*Problem requirements:*
From the entries below, count the lines with "rank". Write only the count.

Data listing
☆ ☆ ☆

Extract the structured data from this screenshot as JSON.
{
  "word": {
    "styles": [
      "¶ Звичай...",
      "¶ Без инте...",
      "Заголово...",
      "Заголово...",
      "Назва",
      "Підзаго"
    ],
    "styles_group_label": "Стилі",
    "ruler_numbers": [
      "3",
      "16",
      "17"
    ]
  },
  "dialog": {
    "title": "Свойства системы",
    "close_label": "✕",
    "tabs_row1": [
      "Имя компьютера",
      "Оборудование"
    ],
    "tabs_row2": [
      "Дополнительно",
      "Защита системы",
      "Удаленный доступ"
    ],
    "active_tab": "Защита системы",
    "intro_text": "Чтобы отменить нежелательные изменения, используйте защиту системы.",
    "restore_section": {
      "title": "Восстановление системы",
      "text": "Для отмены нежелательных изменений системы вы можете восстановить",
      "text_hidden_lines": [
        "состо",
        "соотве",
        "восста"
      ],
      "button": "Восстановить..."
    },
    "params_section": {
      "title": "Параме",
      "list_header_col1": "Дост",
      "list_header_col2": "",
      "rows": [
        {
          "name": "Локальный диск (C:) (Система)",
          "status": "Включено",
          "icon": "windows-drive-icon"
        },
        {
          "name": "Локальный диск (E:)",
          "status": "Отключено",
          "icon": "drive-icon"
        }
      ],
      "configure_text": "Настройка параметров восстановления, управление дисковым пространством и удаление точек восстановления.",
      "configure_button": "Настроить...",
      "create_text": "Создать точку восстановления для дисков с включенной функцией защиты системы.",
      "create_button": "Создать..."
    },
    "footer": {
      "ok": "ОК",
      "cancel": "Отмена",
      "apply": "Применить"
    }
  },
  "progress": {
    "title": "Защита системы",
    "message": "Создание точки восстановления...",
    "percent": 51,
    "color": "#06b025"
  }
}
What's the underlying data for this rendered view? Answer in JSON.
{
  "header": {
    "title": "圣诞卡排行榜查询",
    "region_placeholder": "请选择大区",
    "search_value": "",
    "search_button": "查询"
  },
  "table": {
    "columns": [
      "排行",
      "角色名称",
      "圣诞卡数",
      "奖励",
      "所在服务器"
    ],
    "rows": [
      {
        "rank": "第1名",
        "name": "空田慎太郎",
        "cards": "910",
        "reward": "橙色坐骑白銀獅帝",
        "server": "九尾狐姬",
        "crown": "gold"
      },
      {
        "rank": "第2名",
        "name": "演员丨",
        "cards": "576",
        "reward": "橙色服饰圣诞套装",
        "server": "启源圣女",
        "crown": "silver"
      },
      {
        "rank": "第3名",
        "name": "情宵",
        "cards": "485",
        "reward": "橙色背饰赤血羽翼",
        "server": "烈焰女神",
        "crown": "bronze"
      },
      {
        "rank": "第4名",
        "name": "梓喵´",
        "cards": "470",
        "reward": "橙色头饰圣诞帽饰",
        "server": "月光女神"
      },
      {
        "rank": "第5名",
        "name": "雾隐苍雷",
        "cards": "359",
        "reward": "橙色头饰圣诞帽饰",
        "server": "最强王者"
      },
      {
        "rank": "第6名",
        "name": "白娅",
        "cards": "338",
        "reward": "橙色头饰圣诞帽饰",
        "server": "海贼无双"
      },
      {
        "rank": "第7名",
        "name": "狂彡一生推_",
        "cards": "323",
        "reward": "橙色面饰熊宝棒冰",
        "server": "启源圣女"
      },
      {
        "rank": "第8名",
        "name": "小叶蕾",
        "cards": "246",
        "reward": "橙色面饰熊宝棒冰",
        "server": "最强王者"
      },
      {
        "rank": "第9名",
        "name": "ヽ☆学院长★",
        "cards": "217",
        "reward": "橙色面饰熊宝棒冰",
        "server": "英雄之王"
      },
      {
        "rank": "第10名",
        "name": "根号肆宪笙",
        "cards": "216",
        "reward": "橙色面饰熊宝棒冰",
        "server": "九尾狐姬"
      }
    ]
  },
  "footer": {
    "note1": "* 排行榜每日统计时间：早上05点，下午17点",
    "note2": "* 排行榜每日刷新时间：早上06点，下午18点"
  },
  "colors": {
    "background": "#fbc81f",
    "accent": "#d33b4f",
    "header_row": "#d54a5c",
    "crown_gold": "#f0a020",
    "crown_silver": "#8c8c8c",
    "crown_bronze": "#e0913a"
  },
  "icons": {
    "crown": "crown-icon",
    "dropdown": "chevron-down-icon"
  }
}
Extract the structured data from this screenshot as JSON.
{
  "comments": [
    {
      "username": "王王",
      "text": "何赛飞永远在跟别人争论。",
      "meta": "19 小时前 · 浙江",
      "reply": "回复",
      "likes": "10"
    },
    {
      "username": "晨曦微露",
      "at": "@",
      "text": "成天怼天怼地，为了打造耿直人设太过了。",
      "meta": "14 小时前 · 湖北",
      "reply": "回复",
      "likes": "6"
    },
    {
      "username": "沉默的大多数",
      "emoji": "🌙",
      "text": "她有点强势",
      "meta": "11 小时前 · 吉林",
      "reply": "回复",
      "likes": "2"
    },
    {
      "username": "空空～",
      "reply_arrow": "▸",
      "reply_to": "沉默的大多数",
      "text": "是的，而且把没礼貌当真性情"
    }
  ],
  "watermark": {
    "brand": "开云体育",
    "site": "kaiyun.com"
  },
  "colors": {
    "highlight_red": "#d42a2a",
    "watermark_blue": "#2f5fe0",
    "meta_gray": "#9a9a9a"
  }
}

☆ ☆ ☆

*Response:*
10